*Exercise inputs:*
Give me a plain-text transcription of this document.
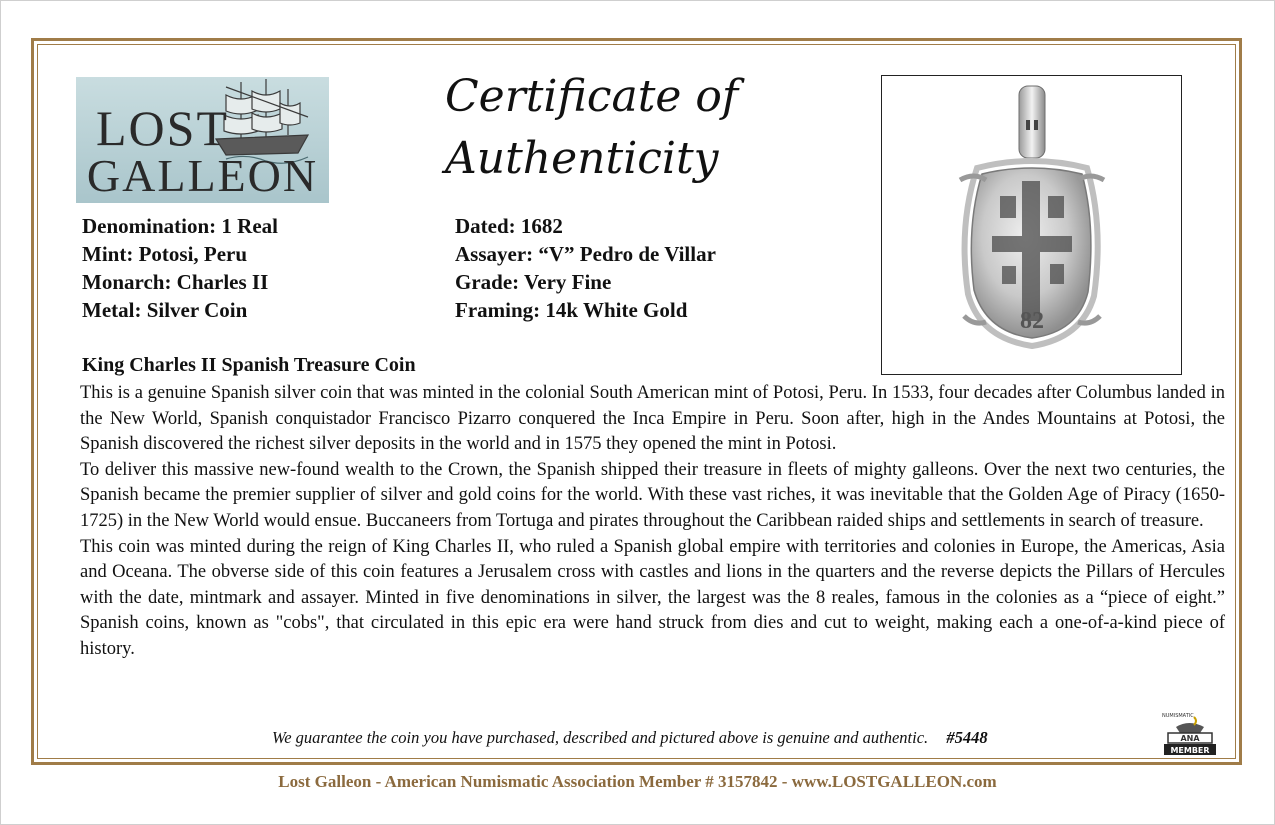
LOST
GALLEON
Certificate of
Authenticity
Denomination: 1 Real
Mint: Potosi, Peru
Monarch: Charles II
Metal: Silver Coin
Dated: 1682
Assayer: “V” Pedro de Villar
Grade: Very Fine
Framing: 14k White Gold	82
King Charles II Spanish Treasure Coin

This is a genuine Spanish silver coin that was minted in the colonial South American mint of Potosi, Peru. In 1533, four decades after Columbus landed in the New World, Spanish conquistador Francisco Pizarro conquered the Inca Empire in Peru. Soon after, high in the Andes Mountains at Potosi, the Spanish discovered the richest silver deposits in the world and in 1575 they opened the mint in Potosi.

To deliver this massive new-found wealth to the Crown, the Spanish shipped their treasure in fleets of mighty galleons. Over the next two centuries, the Spanish became the premier supplier of silver and gold coins for the world. With these vast riches, it was inevitable that the Golden Age of Piracy (1650-1725) in the New World would ensue. Buccaneers from Tortuga and pirates throughout the Caribbean raided ships and settlements in search of treasure.

This coin was minted during the reign of King Charles II, who ruled a Spanish global empire with territories and colonies in Europe, the Americas, Asia and Oceana. The obverse side of this coin features a Jerusalem cross with castles and lions in the quarters and the reverse depicts the Pillars of Hercules with the date, mintmark and assayer. Minted in five denominations in silver, the largest was the 8 reales, famous in the colonies as a “piece of eight.” Spanish coins, known as "cobs", that circulated in this epic era were hand struck from dies and cut to weight, making each a one-of-a-kind piece of history.

We guarantee the coin you have purchased, described and pictured above is genuine and authentic. #5448
NUMISMATIC
ANA
MEMBER
Lost Galleon - American Numismatic Association Member # 3157842 - www.LOSTGALLEON.com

*Task instructions:*
Using the material above, set down every line exactly, but skip the pictures.

*Task answer:*
Give me a plain-text transcription of this document.
LOST
GALLEON
Certificate of
Authenticity
Denomination: 1 Real
Mint: Potosi, Peru
Monarch: Charles II
Metal: Silver Coin
Dated: 1682
Assayer: “V” Pedro de Villar
Grade: Very Fine
Framing: 14k White Gold	82
King Charles II Spanish Treasure Coin

This is a genuine Spanish silver coin that was minted in the colonial South American mint of Potosi, Peru. In 1533, four decades after Columbus landed in the New World, Spanish conquistador Francisco Pizarro conquered the Inca Empire in Peru. Soon after, high in the Andes Mountains at Potosi, the Spanish discovered the richest silver deposits in the world and in 1575 they opened the mint in Potosi.

To deliver this massive new-found wealth to the Crown, the Spanish shipped their treasure in fleets of mighty galleons. Over the next two centuries, the Spanish became the premier supplier of silver and gold coins for the world. With these vast riches, it was inevitable that the Golden Age of Piracy (1650-1725) in the New World would ensue. Buccaneers from Tortuga and pirates throughout the Caribbean raided ships and settlements in search of treasure.

This coin was minted during the reign of King Charles II, who ruled a Spanish global empire with territories and colonies in Europe, the Americas, Asia and Oceana. The obverse side of this coin features a Jerusalem cross with castles and lions in the quarters and the reverse depicts the Pillars of Hercules with the date, mintmark and assayer. Minted in five denominations in silver, the largest was the 8 reales, famous in the colonies as a “piece of eight.” Spanish coins, known as "cobs", that circulated in this epic era were hand struck from dies and cut to weight, making each a one-of-a-kind piece of history.

We guarantee the coin you have purchased, described and pictured above is genuine and authentic. #5448
NUMISMATIC
ANA
MEMBER
Lost Galleon - American Numismatic Association Member # 3157842 - www.LOSTGALLEON.com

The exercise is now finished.